### Objective
Copy out each of the entries below line for line, without changing anything. Leave the pictures out of your answer.

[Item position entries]

⁂

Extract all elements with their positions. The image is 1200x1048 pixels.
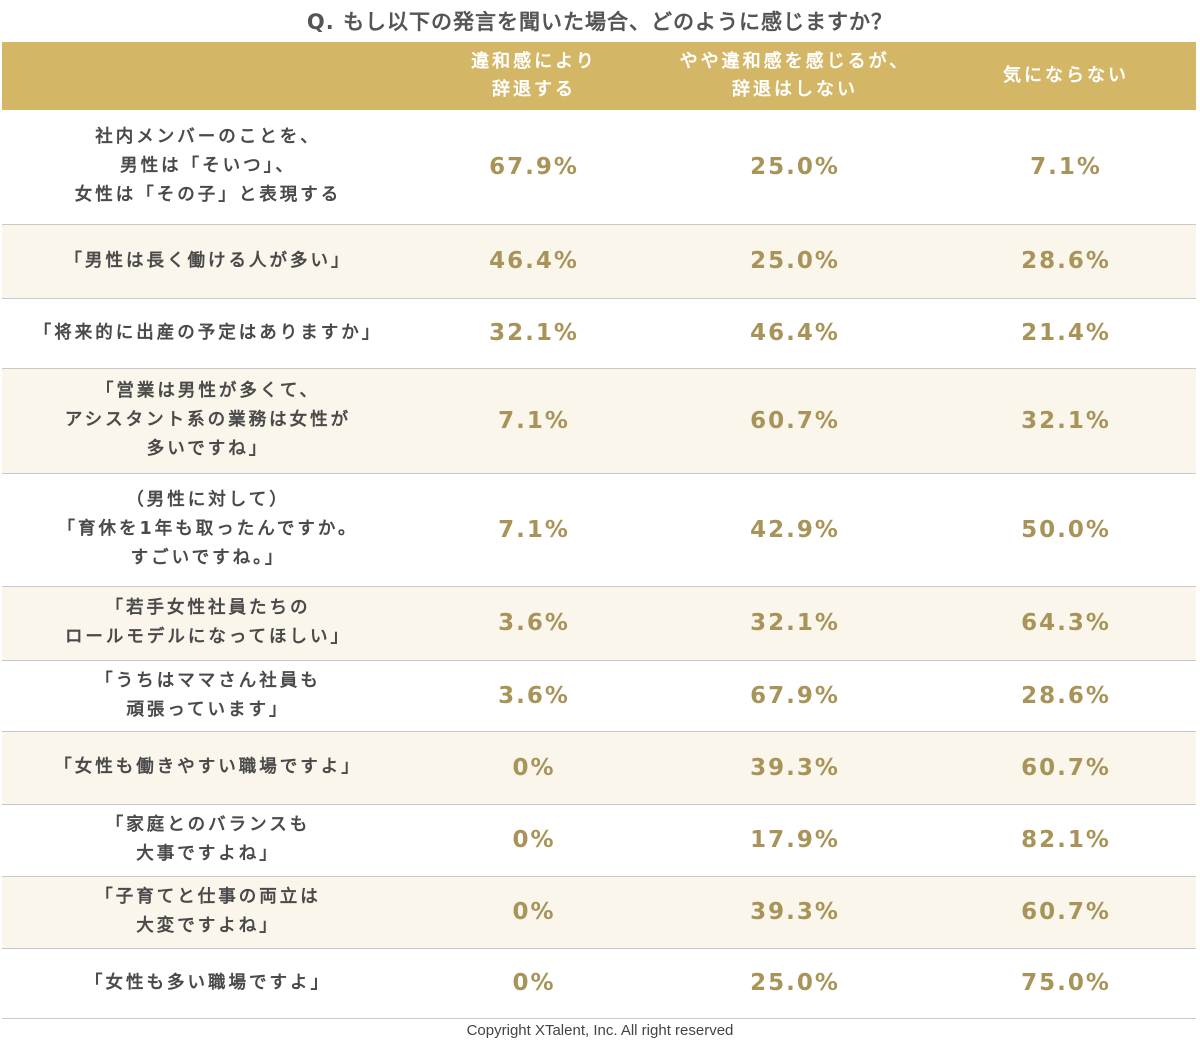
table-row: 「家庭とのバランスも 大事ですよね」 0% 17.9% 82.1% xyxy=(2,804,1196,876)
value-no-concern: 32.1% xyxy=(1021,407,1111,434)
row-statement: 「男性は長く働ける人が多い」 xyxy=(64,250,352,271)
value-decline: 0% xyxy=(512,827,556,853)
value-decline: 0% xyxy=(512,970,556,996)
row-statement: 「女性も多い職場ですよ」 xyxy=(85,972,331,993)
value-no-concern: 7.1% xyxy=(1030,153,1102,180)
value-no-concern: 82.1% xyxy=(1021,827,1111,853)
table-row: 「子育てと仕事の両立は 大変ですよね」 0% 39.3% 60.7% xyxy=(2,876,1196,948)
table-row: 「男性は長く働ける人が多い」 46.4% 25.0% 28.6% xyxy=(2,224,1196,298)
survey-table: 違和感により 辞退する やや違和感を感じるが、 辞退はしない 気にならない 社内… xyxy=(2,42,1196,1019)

⁂

### Task response
Extract all elements with their positions. The image is 1200x1048 pixels.
table-row: 「家庭とのバランスも 大事ですよね」 0% 17.9% 82.1% xyxy=(2,804,1196,876)
value-no-concern: 32.1% xyxy=(1021,407,1111,434)
row-statement: 「男性は長く働ける人が多い」 xyxy=(64,250,352,271)
value-decline: 0% xyxy=(512,827,556,853)
value-decline: 0% xyxy=(512,970,556,996)
row-statement: 「女性も多い職場ですよ」 xyxy=(85,972,331,993)
value-no-concern: 7.1% xyxy=(1030,153,1102,180)
value-no-concern: 82.1% xyxy=(1021,827,1111,853)
table-row: 「子育てと仕事の両立は 大変ですよね」 0% 39.3% 60.7% xyxy=(2,876,1196,948)
table-row: 「男性は長く働ける人が多い」 46.4% 25.0% 28.6% xyxy=(2,224,1196,298)
survey-table: 違和感により 辞退する やや違和感を感じるが、 辞退はしない 気にならない 社内… xyxy=(2,42,1196,1019)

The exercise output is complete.